Exercise>
Convert every line of the rows below into a Markdown table with the columns "No." and "Line", numbering each line and skipping blank lines. Leave the pictures out of your answer.

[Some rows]
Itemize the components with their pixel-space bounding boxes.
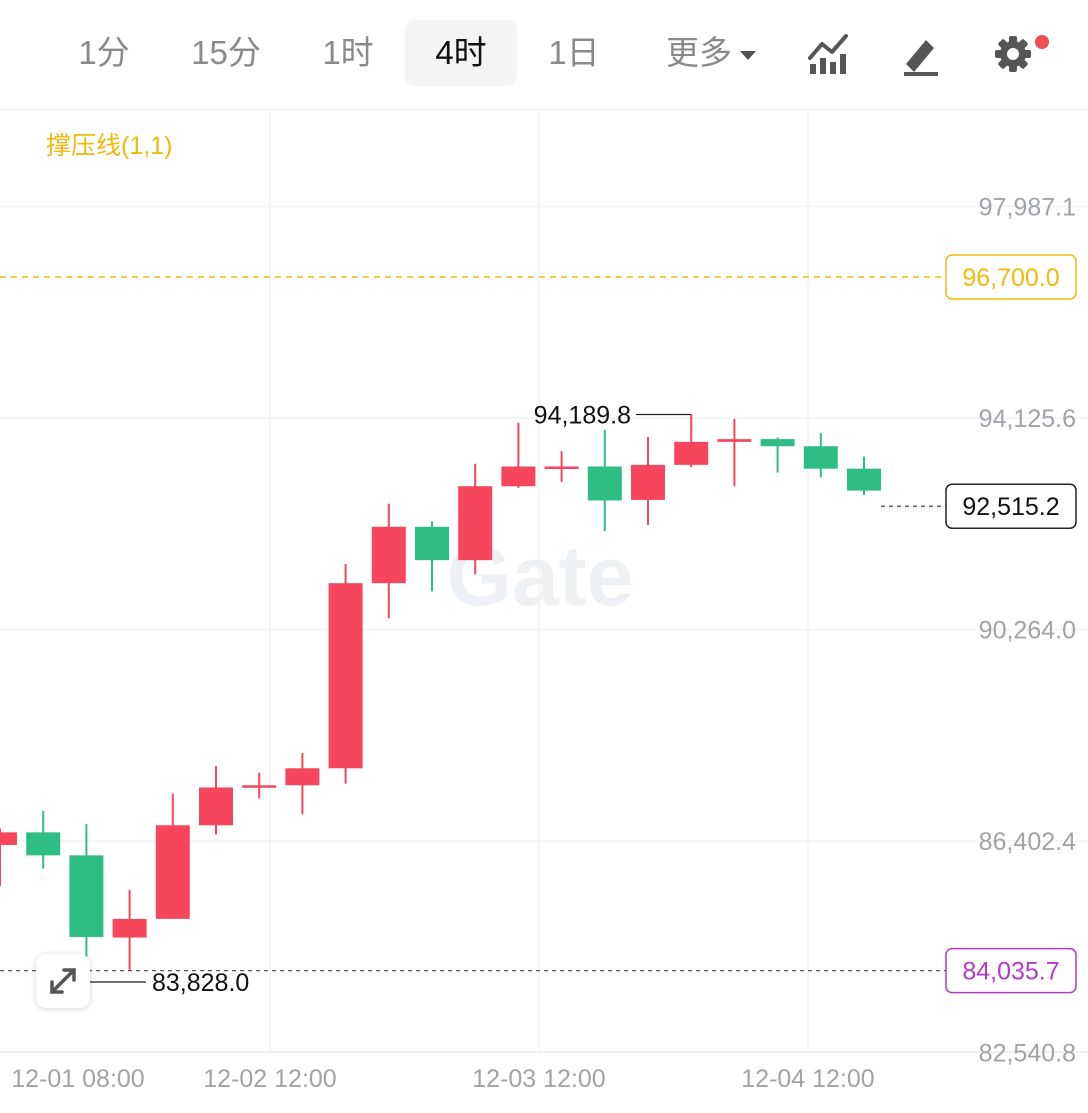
candlestick-chart[interactable]: Gate 撑压线(1,1) 97,987.1 94,125.6 90,264.0 86,4… (0, 110, 1088, 1108)
candle-body (26, 832, 61, 856)
x-tick-label: 12-03 12:00 (472, 1065, 605, 1093)
candle-body (674, 441, 709, 465)
support-price-label: 84,035.7 (962, 958, 1059, 986)
timeframe-toolbar: 1分 15分 1时 4时 1日 更多 (0, 0, 1088, 110)
timeframe-tab-1d[interactable]: 1日 (548, 34, 600, 71)
candle-body (717, 439, 752, 442)
candle-body (371, 526, 406, 584)
chevron-down-icon (740, 50, 756, 60)
candle-body (155, 825, 190, 919)
candle-body (112, 918, 147, 938)
timeframe-tab-15m[interactable]: 15分 (191, 34, 261, 71)
x-tick-label: 12-02 12:00 (203, 1065, 336, 1093)
y-tick-label: 97,987.1 (979, 194, 1076, 222)
candle-body (328, 583, 363, 769)
max-price-label: 94,189.8 (534, 401, 631, 429)
resistance-price-label: 96,700.0 (962, 264, 1059, 292)
y-tick-label: 82,540.8 (979, 1040, 1076, 1068)
candle-body (587, 466, 622, 501)
settings-notification-dot (1035, 35, 1049, 49)
min-price-label: 83,828.0 (152, 969, 249, 997)
candle-body (760, 439, 795, 447)
y-tick-label: 94,125.6 (979, 405, 1076, 433)
resistance-price-tag (945, 254, 1077, 300)
draw-pen-icon[interactable] (896, 28, 946, 78)
candle-body (415, 526, 449, 561)
indicator-icon[interactable] (804, 28, 854, 78)
candle-body (847, 468, 881, 491)
more-label: 更多 (666, 34, 732, 71)
timeframe-tab-4h[interactable]: 4时 (405, 20, 517, 86)
indicator-label: 撑压线(1,1) (46, 132, 172, 160)
expand-chart-button[interactable] (36, 954, 90, 1008)
candle-body (199, 787, 233, 826)
chart-canvas[interactable]: Gate撑压线(1,1)97,987.194,125.690,264.086,4… (0, 110, 1088, 1108)
candle-body (242, 785, 277, 788)
candle-body (544, 466, 579, 470)
candle-body (69, 855, 104, 937)
last-price-tag (945, 483, 1077, 529)
candle-body (0, 832, 17, 845)
candle-body (501, 466, 536, 487)
last-price-label: 92,515.2 (962, 493, 1059, 521)
support-price-tag (945, 947, 1077, 994)
candle-body (631, 464, 665, 500)
timeframe-tab-1m[interactable]: 1分 (78, 34, 130, 71)
more-timeframes-dropdown[interactable]: 更多 (648, 20, 774, 86)
settings-gear-icon[interactable] (990, 28, 1040, 78)
candle-body (803, 446, 838, 469)
y-tick-label: 86,402.4 (979, 828, 1076, 856)
candle-body (458, 486, 493, 561)
expand-arrows-icon (50, 968, 76, 994)
timeframe-tab-1h[interactable]: 1时 (322, 34, 374, 71)
x-tick-label: 12-01 08:00 (11, 1065, 144, 1093)
y-tick-label: 90,264.0 (979, 617, 1076, 645)
x-tick-label: 12-04 12:00 (741, 1065, 874, 1093)
candle-body (285, 768, 320, 786)
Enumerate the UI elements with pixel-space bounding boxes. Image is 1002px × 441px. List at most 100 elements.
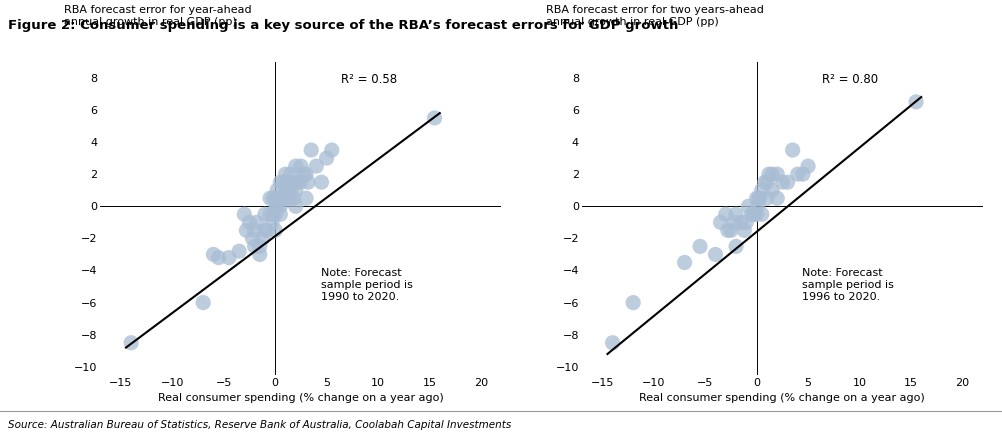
Point	[795, 171, 811, 178]
Point	[123, 339, 139, 346]
Point	[779, 179, 795, 186]
Point	[270, 194, 286, 202]
Point	[210, 254, 226, 261]
Point	[248, 219, 265, 226]
X-axis label: Real consumer spending (% change on a year ago): Real consumer spending (% change on a ye…	[639, 393, 924, 403]
Point	[319, 154, 335, 161]
Point	[265, 194, 281, 202]
Point	[272, 211, 288, 218]
Point	[262, 194, 278, 202]
Text: Note: Forecast
sample period is
1990 to 2020.: Note: Forecast sample period is 1990 to …	[321, 269, 413, 302]
Text: RBA forecast error for year-ahead
annual growth in real GDP (pp): RBA forecast error for year-ahead annual…	[64, 5, 252, 27]
Point	[732, 219, 748, 226]
Point	[252, 243, 268, 250]
Point	[769, 194, 785, 202]
Point	[747, 211, 764, 218]
Point	[272, 203, 288, 210]
Text: Source: Australian Bureau of Statistics, Reserve Bank of Australia, Coolabah Cap: Source: Australian Bureau of Statistics,…	[8, 419, 511, 430]
Point	[676, 259, 692, 266]
Point	[264, 219, 280, 226]
Point	[293, 179, 309, 186]
Point	[800, 163, 816, 170]
Point	[308, 163, 324, 170]
Point	[288, 187, 304, 194]
Point	[255, 235, 271, 242]
Point	[293, 163, 309, 170]
Point	[236, 211, 253, 218]
Point	[324, 146, 340, 153]
Point	[745, 211, 762, 218]
Text: RBA forecast error for two years-ahead
annual growth in real GDP (pp): RBA forecast error for two years-ahead a…	[545, 5, 763, 27]
Point	[290, 179, 306, 186]
Point	[717, 211, 733, 218]
Point	[280, 179, 296, 186]
Point	[769, 171, 785, 178]
Point	[286, 179, 302, 186]
Text: Figure 2: Consumer spending is a key source of the RBA’s forecast errors for GDP: Figure 2: Consumer spending is a key sou…	[8, 19, 677, 32]
Point	[789, 171, 805, 178]
Point	[268, 203, 284, 210]
Point	[303, 146, 319, 153]
Point	[252, 251, 268, 258]
Point	[757, 179, 773, 186]
Point	[269, 203, 285, 210]
Point	[753, 211, 769, 218]
Point	[283, 171, 299, 178]
Point	[241, 219, 258, 226]
Point	[753, 187, 769, 194]
Point	[283, 194, 299, 202]
Text: Note: Forecast
sample period is
1996 to 2020.: Note: Forecast sample period is 1996 to …	[802, 269, 894, 302]
Point	[727, 211, 743, 218]
Point	[314, 179, 330, 186]
Point	[278, 194, 294, 202]
Point	[748, 203, 765, 210]
Point	[278, 171, 294, 178]
Point	[727, 243, 743, 250]
Point	[759, 179, 775, 186]
Point	[749, 194, 766, 202]
Point	[286, 194, 302, 202]
Point	[259, 227, 275, 234]
Point	[300, 179, 316, 186]
Point	[230, 248, 246, 255]
Point	[246, 227, 263, 234]
Point	[711, 219, 727, 226]
Point	[246, 243, 263, 250]
Point	[759, 194, 775, 202]
Point	[205, 251, 221, 258]
Point	[244, 235, 261, 242]
Point	[744, 211, 761, 218]
Point	[426, 114, 442, 121]
Point	[266, 211, 282, 218]
Point	[269, 187, 285, 194]
Point	[747, 194, 764, 202]
Point	[262, 211, 278, 218]
Point	[761, 171, 777, 178]
Point	[238, 227, 255, 234]
Point	[764, 187, 780, 194]
Point	[722, 227, 738, 234]
Point	[288, 163, 304, 170]
Point	[784, 146, 800, 153]
Text: R² = 0.58: R² = 0.58	[341, 73, 397, 86]
Point	[283, 187, 299, 194]
Point	[604, 339, 620, 346]
Point	[624, 299, 640, 306]
Point	[750, 194, 767, 202]
Point	[735, 227, 752, 234]
Point	[739, 203, 756, 210]
Point	[276, 179, 292, 186]
Point	[691, 243, 707, 250]
Text: R² = 0.80: R² = 0.80	[822, 73, 878, 86]
Point	[764, 171, 780, 178]
Point	[281, 187, 297, 194]
Point	[774, 179, 790, 186]
Point	[288, 203, 304, 210]
Point	[706, 251, 722, 258]
Point	[220, 254, 236, 261]
Point	[267, 227, 283, 234]
Point	[298, 194, 314, 202]
Point	[195, 299, 211, 306]
Point	[278, 187, 294, 194]
Point	[276, 194, 292, 202]
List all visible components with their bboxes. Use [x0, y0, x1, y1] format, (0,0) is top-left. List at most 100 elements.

Task result>
| No. | Line |
|---|---|
| 1 | Itemize the components with their pixel-space bounding boxes. |
| 2 | candlestick-chart[interactable]: Gate 撑压线(1,1) 97,987.1 94,125.6 90,264.0 86,4… (0, 110, 1088, 1108) |
| 3 | candle-body (26, 832, 61, 856) |
| 4 | x-tick-label: 12-03 12:00 (472, 1065, 605, 1093) |
| 5 | candle-body (674, 441, 709, 465) |
| 6 | support-price-label: 84,035.7 (962, 958, 1059, 986) |
| 7 | timeframe-toolbar: 1分 15分 1时 4时 1日 更多 (0, 0, 1088, 110) |
| 8 | timeframe-tab-1d[interactable]: 1日 (548, 34, 600, 71) |
| 9 | candle-body (717, 439, 752, 442) |
| 10 | candle-body (371, 526, 406, 584) |
| 11 | chevron-down-icon (740, 50, 756, 60) |
| 12 | candle-body (155, 825, 190, 919) |
| 13 | candle-body (112, 918, 147, 938) |
| 14 | timeframe-tab-15m[interactable]: 15分 (191, 34, 261, 71) |
| 15 | x-tick-label: 12-02 12:00 (203, 1065, 336, 1093) |
| 16 | y-tick-label: 97,987.1 (979, 194, 1076, 222) |
| 17 | candle-body (328, 583, 363, 769) |
| 18 | max-price-label: 94,189.8 (534, 401, 631, 429) |
| 19 | resistance-price-label: 96,700.0 (962, 264, 1059, 292) |
| 20 | y-tick-label: 82,540.8 (979, 1040, 1076, 1068) |
| 21 | candle-body (587, 466, 622, 501) |
| 22 | settings-notification-dot (1035, 35, 1049, 49) |
| 23 | min-price-label: 83,828.0 (152, 969, 249, 997) |
| 24 | candle-body (760, 439, 795, 447) |
| 25 | y-tick-label: 94,125.6 (979, 405, 1076, 433) |
| 26 | resistance-price-tag (945, 254, 1077, 300) |
| 27 | draw-pen-icon[interactable] (896, 28, 946, 78) |
| 28 | candle-body (415, 526, 449, 561) |
| 29 | indicator-icon[interactable] (804, 28, 854, 78) |
| 30 | candle-body (847, 468, 881, 491) |
| 31 | more-label: 更多 (666, 34, 732, 71) |
| 32 | timeframe-tab-4h[interactable]: 4时 (405, 20, 517, 86) |
| 33 | indicator-label: 撑压线(1,1) (46, 132, 172, 160) |
| 34 | expand-chart-button[interactable] (36, 954, 90, 1008) |
| 35 | candle-body (199, 787, 233, 826) |
| 36 | chart-canvas[interactable]: Gate撑压线(1,1)97,987.194,125.690,264.086,4… (0, 110, 1088, 1108) |
| 37 | candle-body (242, 785, 277, 788) |
| 38 | candle-body (544, 466, 579, 470) |
| 39 | candle-body (69, 855, 104, 937) |
| 40 | last-price-tag (945, 483, 1077, 529) |
| 41 | candle-body (0, 832, 17, 845) |
| 42 | candle-body (501, 466, 536, 487) |
| 43 | last-price-label: 92,515.2 (962, 493, 1059, 521) |
| 44 | support-price-tag (945, 947, 1077, 994) |
| 45 | candle-body (631, 464, 665, 500) |
| 46 | timeframe-tab-1m[interactable]: 1分 (78, 34, 130, 71) |
| 47 | more-timeframes-dropdown[interactable]: 更多 (648, 20, 774, 86) |
| 48 | settings-gear-icon[interactable] (990, 28, 1040, 78) |
| 49 | candle-body (803, 446, 838, 469) |
| 50 | y-tick-label: 86,402.4 (979, 828, 1076, 856) |
| 51 | candle-body (458, 486, 493, 561) |
| 52 | expand-arrows-icon (50, 968, 76, 994) |
| 53 | timeframe-tab-1h[interactable]: 1时 (322, 34, 374, 71) |
| 54 | x-tick-label: 12-01 08:00 (11, 1065, 144, 1093) |
| 55 | y-tick-label: 90,264.0 (979, 617, 1076, 645) |
| 56 | x-tick-label: 12-04 12:00 (741, 1065, 874, 1093) |
| 57 | candle-body (285, 768, 320, 786) |
| 58 | Enumerate the UI elements with pixel-space bounding boxes. Image is 1002px × 441px. List at most 100 elements. |
| 59 | Point	[795, 171, 811, 178] |
| 60 | Point	[123, 339, 139, 346] |
| 61 | Point	[779, 179, 795, 186] |
| 62 | Point	[270, 194, 286, 202] |
| 63 | Point	[210, 254, 226, 261] |
| 64 | Point	[248, 219, 265, 226] |
| 65 | X-axis label: Real consumer spending (% change on a year ago): Real consumer spending (% change on a ye…	[639, 393, 924, 403] |
| 66 | Point	[319, 154, 335, 161] |
| 67 | Point	[265, 194, 281, 202] |
| 68 | Point	[272, 211, 288, 218] |
| 69 | Point	[262, 194, 278, 202] |
| 70 | Text: Note: Forecast |
| 71 | sample period is |
| 72 | 1990 to 2020.: Note: Forecast sample period is 1990 to …	[321, 269, 413, 302] |
| 73 | Text: RBA forecast error for year-ahead |
| 74 | annual growth in real GDP (pp): RBA forecast error for year-ahead annual…	[64, 5, 252, 27] |
| 75 | Point	[732, 219, 748, 226] |
| 76 | Point	[252, 243, 268, 250] |
| 77 | Point	[769, 194, 785, 202] |
| 78 | Point	[747, 211, 764, 218] |
| 79 | Point	[272, 203, 288, 210] |
| 80 | Text: Source: Australian Bureau of Statistics, Reserve Bank of Australia, Coolabah Cap: Source: Australian Bureau of Statistics,…	[8, 419, 511, 430] |
| 81 | Point	[676, 259, 692, 266] |
| 82 | Point	[264, 219, 280, 226] |
| 83 | Point	[293, 179, 309, 186] |
| 84 | Point	[800, 163, 816, 170] |
| 85 | Point	[308, 163, 324, 170] |
| 86 | Point	[288, 187, 304, 194] |
| 87 | Point	[255, 235, 271, 242] |
| 88 | Point	[293, 163, 309, 170] |
| 89 | Point	[236, 211, 253, 218] |
| 90 | Point	[324, 146, 340, 153] |
| 91 | Point	[745, 211, 762, 218] |
| 92 | Text: RBA forecast error for two years-ahead |
| 93 | annual growth in real GDP (pp): RBA forecast error for two years-ahead a…	[545, 5, 763, 27] |
| 94 | Point	[290, 179, 306, 186] |
| 95 | Point	[717, 211, 733, 218] |
| 96 | Point	[280, 179, 296, 186] |
| 97 | Point	[769, 171, 785, 178] |
| 98 | Point	[286, 179, 302, 186] |
| 99 | Text: Figure 2: Consumer spending is a key source of the RBA’s forecast errors for GDP: Figure 2: Consumer spending is a key sou…	[8, 19, 677, 32] |
| 100 | Point	[789, 171, 805, 178] |
| 101 | Point	[268, 203, 284, 210] |
| 102 | Point	[303, 146, 319, 153] |
| 103 | Point	[252, 251, 268, 258] |
| 104 | Point	[757, 179, 773, 186] |
| 105 | Point	[269, 203, 285, 210] |
| 106 | Point	[753, 211, 769, 218] |
| 107 | Point	[283, 171, 299, 178] |
| 108 | Point	[241, 219, 258, 226] |
| 109 | Point	[753, 187, 769, 194] |
| 110 | Point	[283, 194, 299, 202] |
| 111 | Text: Note: Forecast |
| 112 | sample period is |
| 113 | 1996 to 2020.: Note: Forecast sample period is 1996 to …	[802, 269, 894, 302] |
| 114 | Point	[727, 211, 743, 218] |
| 115 | Point	[314, 179, 330, 186] |
| 116 | Point	[278, 194, 294, 202] |
| 117 | Point	[748, 203, 765, 210] |
| 118 | Point	[278, 171, 294, 178] |
| 119 | Point	[727, 243, 743, 250] |
| 120 | Point	[759, 179, 775, 186] |
| 121 | Point	[749, 194, 766, 202] |
| 122 | Point	[286, 194, 302, 202] |
| 123 | Point	[259, 227, 275, 234] |
| 124 | Point	[300, 179, 316, 186] |
| 125 | Point	[230, 248, 246, 255] |
| 126 | Point	[246, 227, 263, 234] |
| 127 | Point	[711, 219, 727, 226] |
| 128 | Point	[246, 243, 263, 250] |
| 129 | Point	[759, 194, 775, 202] |
| 130 | Point	[205, 251, 221, 258] |
| 131 | Point	[244, 235, 261, 242] |
| 132 | Point	[744, 211, 761, 218] |
| 133 | Point	[426, 114, 442, 121] |
| 134 | Point	[266, 211, 282, 218] |
| 135 | Point	[269, 187, 285, 194] |
| 136 | Point	[747, 194, 764, 202] |
| 137 | Point	[262, 211, 278, 218] |
| 138 | Point	[761, 171, 777, 178] |
| 139 | Point	[238, 227, 255, 234] |
| 140 | Point	[764, 187, 780, 194] |
| 141 | Point	[722, 227, 738, 234] |
| 142 | Point	[288, 163, 304, 170] |
| 143 | Point	[784, 146, 800, 153] |
| 144 | Text: R² = 0.58: R² = 0.58	[341, 73, 397, 86] |
| 145 | Point	[283, 187, 299, 194] |
| 146 | Point	[604, 339, 620, 346] |
| 147 | Point	[624, 299, 640, 306] |
| 148 | Point	[750, 194, 767, 202] |
| 149 | Point	[735, 227, 752, 234] |
| 150 | Point	[739, 203, 756, 210] |
| 151 | Point	[276, 179, 292, 186] |
| 152 | Point	[691, 243, 707, 250] |
| 153 | Text: R² = 0.80: R² = 0.80	[822, 73, 878, 86] |
| 154 | Point	[764, 171, 780, 178] |
| 155 | Point	[281, 187, 297, 194] |
| 156 | Point	[774, 179, 790, 186] |
| 157 | Point	[288, 203, 304, 210] |
| 158 | Point	[706, 251, 722, 258] |
| 159 | Point	[220, 254, 236, 261] |
| 160 | Point	[267, 227, 283, 234] |
| 161 | Point	[298, 194, 314, 202] |
| 162 | Point	[195, 299, 211, 306] |
| 163 | Point	[278, 187, 294, 194] |
| 164 | Point	[276, 194, 292, 202] |
| 165 | List all visible components with their bboxes. Use [x0, y0, x1, y1] format, (0,0) is top-left. List at most 100 elements. |